Data records
◆ ◆ ◆ ◆ ◆

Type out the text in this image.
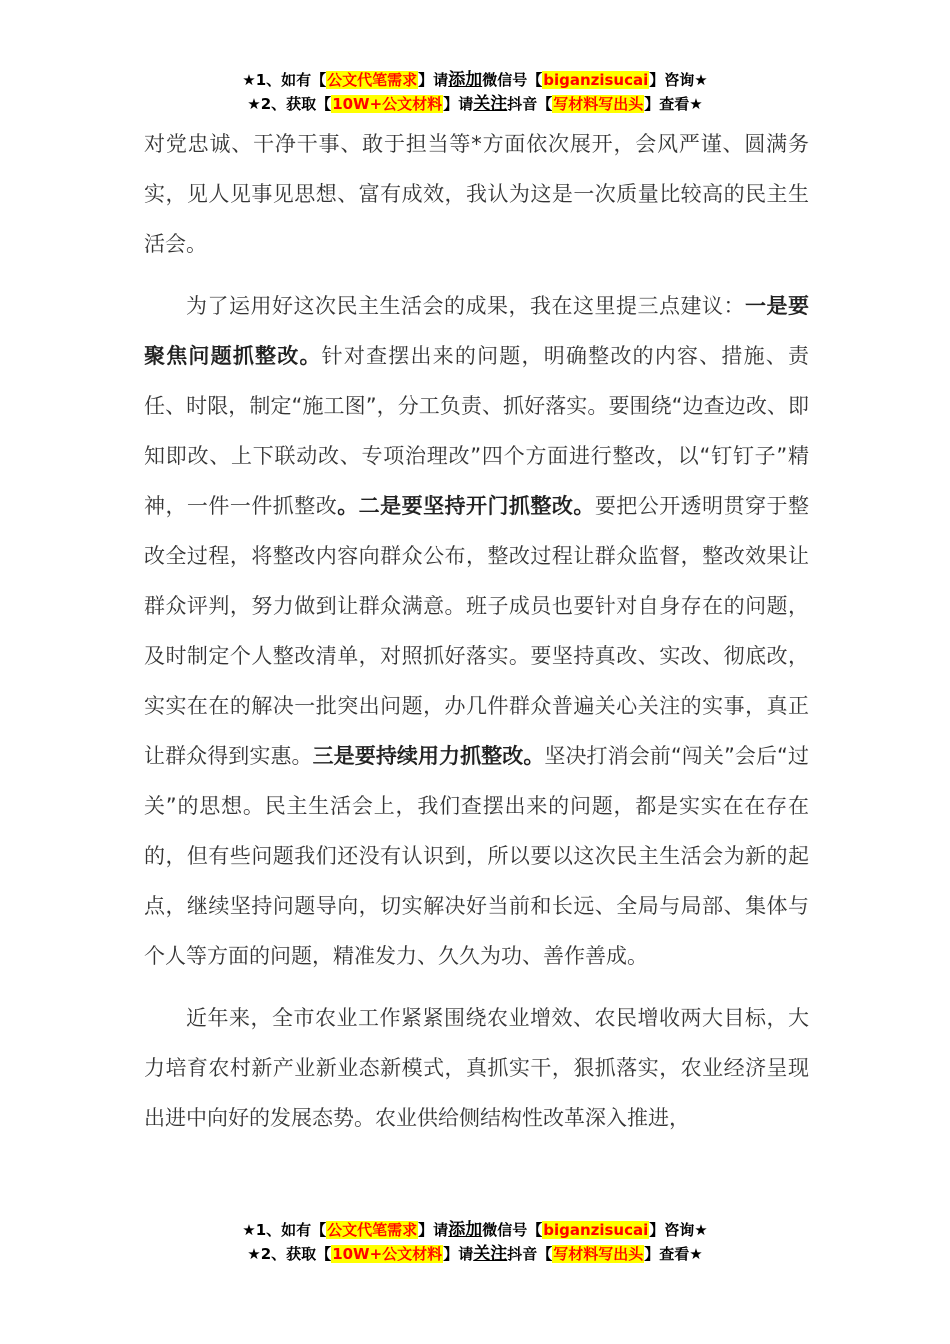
★1、如有【公文代笔需求】请添加微信号【biganzisucai】咨询★
★2、获取【10W+公文材料】请关注抖音【写材料写出头】查看★

对党忠诚、干净干事、敢于担当等*方面依次展开，会风严谨、圆满务实，见人见事见思想、富有成效，我认为这是一次质量比较高的民主生活会。

为了运用好这次民主生活会的成果，我在这里提三点建议：一是要聚焦问题抓整改。针对查摆出来的问题，明确整改的内容、措施、责任、时限，制定“施工图”，分工负责、抓好落实。要围绕“边查边改、即知即改、上下联动改、专项治理改”四个方面进行整改，以“钉钉子”精神，一件一件抓整改。二是要坚持开门抓整改。要把公开透明贯穿于整改全过程，将整改内容向群众公布，整改过程让群众监督，整改效果让群众评判，努力做到让群众满意。班子成员也要针对自身存在的问题，及时制定个人整改清单，对照抓好落实。要坚持真改、实改、彻底改，实实在在的解决一批突出问题，办几件群众普遍关心关注的实事，真正让群众得到实惠。三是要持续用力抓整改。坚决打消会前“闯关”会后“过关”的思想。民主生活会上，我们查摆出来的问题，都是实实在在存在的，但有些问题我们还没有认识到，所以要以这次民主生活会为新的起点，继续坚持问题导向，切实解决好当前和长远、全局与局部、集体与个人等方面的问题，精准发力、久久为功、善作善成。

近年来，全市农业工作紧紧围绕农业增效、农民增收两大目标，大力培育农村新产业新业态新模式，真抓实干，狠抓落实，农业经济呈现出进中向好的发展态势。农业供给侧结构性改革深入推进，

★1、如有【公文代笔需求】请添加微信号【biganzisucai】咨询★
★2、获取【10W+公文材料】请关注抖音【写材料写出头】查看★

◆ ◆ ◆ ◆ ◆

Objective:
Repeat the records above exactly, omitting every picture.

Expected answer:
Type out the text in this image.
★1、如有【公文代笔需求】请添加微信号【biganzisucai】咨询★
★2、获取【10W+公文材料】请关注抖音【写材料写出头】查看★

对党忠诚、干净干事、敢于担当等*方面依次展开，会风严谨、圆满务实，见人见事见思想、富有成效，我认为这是一次质量比较高的民主生活会。

为了运用好这次民主生活会的成果，我在这里提三点建议：一是要聚焦问题抓整改。针对查摆出来的问题，明确整改的内容、措施、责任、时限，制定“施工图”，分工负责、抓好落实。要围绕“边查边改、即知即改、上下联动改、专项治理改”四个方面进行整改，以“钉钉子”精神，一件一件抓整改。二是要坚持开门抓整改。要把公开透明贯穿于整改全过程，将整改内容向群众公布，整改过程让群众监督，整改效果让群众评判，努力做到让群众满意。班子成员也要针对自身存在的问题，及时制定个人整改清单，对照抓好落实。要坚持真改、实改、彻底改，实实在在的解决一批突出问题，办几件群众普遍关心关注的实事，真正让群众得到实惠。三是要持续用力抓整改。坚决打消会前“闯关”会后“过关”的思想。民主生活会上，我们查摆出来的问题，都是实实在在存在的，但有些问题我们还没有认识到，所以要以这次民主生活会为新的起点，继续坚持问题导向，切实解决好当前和长远、全局与局部、集体与个人等方面的问题，精准发力、久久为功、善作善成。

近年来，全市农业工作紧紧围绕农业增效、农民增收两大目标，大力培育农村新产业新业态新模式，真抓实干，狠抓落实，农业经济呈现出进中向好的发展态势。农业供给侧结构性改革深入推进，

★1、如有【公文代笔需求】请添加微信号【biganzisucai】咨询★
★2、获取【10W+公文材料】请关注抖音【写材料写出头】查看★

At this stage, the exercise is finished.